> [What the task requires] Scan the records and identify every line in which the string "color" occurs, then return those lines.

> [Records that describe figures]
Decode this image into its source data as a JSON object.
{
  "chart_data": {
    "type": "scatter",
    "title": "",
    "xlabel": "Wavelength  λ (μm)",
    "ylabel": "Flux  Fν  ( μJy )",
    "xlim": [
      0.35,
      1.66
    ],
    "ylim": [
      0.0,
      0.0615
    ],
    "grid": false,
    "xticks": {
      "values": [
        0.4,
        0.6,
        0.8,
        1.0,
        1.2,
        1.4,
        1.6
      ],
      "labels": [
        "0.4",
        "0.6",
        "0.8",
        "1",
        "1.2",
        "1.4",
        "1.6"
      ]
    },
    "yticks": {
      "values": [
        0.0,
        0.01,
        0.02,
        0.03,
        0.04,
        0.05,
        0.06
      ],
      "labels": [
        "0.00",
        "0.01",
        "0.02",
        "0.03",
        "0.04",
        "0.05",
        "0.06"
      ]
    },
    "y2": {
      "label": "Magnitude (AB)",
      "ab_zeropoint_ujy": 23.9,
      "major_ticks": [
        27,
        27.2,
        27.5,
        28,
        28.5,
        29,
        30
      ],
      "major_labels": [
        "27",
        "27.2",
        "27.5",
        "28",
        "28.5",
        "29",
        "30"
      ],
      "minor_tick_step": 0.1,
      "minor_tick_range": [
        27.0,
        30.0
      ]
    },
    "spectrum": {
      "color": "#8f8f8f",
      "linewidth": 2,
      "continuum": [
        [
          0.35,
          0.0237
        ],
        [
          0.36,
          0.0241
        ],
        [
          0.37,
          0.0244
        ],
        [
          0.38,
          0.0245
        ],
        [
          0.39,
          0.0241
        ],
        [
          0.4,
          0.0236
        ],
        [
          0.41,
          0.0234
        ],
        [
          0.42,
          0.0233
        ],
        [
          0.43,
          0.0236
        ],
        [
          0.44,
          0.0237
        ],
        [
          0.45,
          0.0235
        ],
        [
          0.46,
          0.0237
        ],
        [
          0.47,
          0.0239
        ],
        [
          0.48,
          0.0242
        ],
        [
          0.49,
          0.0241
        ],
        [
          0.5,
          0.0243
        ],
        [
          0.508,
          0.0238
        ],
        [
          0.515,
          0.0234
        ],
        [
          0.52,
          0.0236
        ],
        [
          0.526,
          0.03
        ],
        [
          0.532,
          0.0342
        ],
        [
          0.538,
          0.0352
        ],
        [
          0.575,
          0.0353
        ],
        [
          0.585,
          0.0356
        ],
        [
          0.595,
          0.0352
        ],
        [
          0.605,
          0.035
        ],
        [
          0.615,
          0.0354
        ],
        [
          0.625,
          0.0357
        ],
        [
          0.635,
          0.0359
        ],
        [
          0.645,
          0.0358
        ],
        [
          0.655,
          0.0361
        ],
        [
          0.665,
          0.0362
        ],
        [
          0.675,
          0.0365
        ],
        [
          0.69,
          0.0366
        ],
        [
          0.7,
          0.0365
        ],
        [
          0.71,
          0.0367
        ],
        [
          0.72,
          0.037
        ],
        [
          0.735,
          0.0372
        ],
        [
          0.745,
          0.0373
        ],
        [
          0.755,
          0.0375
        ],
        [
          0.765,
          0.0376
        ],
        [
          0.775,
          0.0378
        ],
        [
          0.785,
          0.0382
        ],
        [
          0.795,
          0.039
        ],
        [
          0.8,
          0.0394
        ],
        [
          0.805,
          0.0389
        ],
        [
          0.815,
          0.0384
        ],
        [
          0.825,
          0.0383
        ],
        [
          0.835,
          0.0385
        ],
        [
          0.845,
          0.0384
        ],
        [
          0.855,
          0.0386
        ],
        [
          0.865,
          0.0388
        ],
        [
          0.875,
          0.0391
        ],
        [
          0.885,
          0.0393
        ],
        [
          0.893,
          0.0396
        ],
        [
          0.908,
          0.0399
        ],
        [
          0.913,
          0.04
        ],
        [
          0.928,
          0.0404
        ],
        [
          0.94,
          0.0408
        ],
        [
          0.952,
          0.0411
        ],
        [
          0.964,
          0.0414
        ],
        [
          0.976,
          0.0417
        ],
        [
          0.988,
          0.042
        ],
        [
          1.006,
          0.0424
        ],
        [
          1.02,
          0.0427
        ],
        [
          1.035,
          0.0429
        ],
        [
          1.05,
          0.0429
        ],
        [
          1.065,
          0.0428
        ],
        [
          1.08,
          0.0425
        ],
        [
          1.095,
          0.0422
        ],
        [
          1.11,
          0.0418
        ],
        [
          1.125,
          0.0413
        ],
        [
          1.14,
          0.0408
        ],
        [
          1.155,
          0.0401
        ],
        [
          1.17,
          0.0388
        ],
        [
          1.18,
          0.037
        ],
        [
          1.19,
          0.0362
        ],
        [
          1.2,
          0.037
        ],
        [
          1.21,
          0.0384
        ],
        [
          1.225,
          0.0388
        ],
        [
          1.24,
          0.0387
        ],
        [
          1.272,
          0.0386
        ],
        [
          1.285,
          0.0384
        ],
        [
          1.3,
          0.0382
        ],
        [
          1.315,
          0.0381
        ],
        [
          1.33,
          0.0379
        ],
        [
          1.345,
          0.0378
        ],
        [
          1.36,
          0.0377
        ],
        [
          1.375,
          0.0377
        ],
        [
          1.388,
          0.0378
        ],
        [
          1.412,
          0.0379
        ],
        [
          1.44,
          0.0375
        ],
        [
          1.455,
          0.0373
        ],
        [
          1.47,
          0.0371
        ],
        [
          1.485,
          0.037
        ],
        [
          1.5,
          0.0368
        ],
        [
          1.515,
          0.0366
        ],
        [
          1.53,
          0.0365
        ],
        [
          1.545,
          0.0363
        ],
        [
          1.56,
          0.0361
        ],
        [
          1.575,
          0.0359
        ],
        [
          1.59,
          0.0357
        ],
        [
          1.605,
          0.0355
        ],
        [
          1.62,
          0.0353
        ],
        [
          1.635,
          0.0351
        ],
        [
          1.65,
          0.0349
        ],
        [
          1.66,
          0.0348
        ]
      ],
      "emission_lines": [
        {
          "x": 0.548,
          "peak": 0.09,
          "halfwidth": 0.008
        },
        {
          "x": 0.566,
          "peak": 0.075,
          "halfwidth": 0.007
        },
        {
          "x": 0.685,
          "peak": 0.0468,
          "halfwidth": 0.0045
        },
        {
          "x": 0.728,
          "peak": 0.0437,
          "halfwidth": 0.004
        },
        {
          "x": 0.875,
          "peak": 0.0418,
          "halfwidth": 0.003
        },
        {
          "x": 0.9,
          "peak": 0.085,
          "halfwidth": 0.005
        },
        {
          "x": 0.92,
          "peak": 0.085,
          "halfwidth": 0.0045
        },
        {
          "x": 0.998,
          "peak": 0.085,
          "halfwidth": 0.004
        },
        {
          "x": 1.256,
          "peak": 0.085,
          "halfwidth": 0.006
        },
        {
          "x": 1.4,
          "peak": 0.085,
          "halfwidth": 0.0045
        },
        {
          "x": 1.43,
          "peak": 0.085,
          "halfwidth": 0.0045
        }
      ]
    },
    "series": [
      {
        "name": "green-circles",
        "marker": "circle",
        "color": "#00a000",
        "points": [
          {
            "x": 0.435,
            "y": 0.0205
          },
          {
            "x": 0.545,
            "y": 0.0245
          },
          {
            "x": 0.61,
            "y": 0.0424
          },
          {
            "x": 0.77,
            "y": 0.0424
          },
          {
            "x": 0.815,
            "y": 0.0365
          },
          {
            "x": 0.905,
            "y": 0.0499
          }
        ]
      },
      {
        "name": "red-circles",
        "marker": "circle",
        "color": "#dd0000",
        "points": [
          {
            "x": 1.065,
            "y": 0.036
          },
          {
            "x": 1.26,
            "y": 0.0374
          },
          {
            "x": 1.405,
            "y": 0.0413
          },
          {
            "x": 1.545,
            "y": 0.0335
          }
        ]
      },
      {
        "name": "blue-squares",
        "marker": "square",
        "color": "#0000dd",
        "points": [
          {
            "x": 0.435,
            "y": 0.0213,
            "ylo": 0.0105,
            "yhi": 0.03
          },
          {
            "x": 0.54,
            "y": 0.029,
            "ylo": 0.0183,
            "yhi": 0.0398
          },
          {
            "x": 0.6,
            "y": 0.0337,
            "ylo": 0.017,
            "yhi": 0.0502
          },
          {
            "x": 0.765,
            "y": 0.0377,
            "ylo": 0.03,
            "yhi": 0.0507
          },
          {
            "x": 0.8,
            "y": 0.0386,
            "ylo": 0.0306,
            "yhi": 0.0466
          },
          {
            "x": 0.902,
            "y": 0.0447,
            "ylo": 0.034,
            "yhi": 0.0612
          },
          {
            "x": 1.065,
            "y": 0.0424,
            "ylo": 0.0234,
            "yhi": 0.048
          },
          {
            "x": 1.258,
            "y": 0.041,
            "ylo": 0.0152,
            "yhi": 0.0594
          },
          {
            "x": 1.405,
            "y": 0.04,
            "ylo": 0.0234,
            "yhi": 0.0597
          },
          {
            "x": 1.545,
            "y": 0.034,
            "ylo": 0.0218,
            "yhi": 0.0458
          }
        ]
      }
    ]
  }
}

> [Solution below]
      "color": "#8f8f8f",
        "color": "#00a000",
        "color": "#dd0000",
        "color": "#0000dd",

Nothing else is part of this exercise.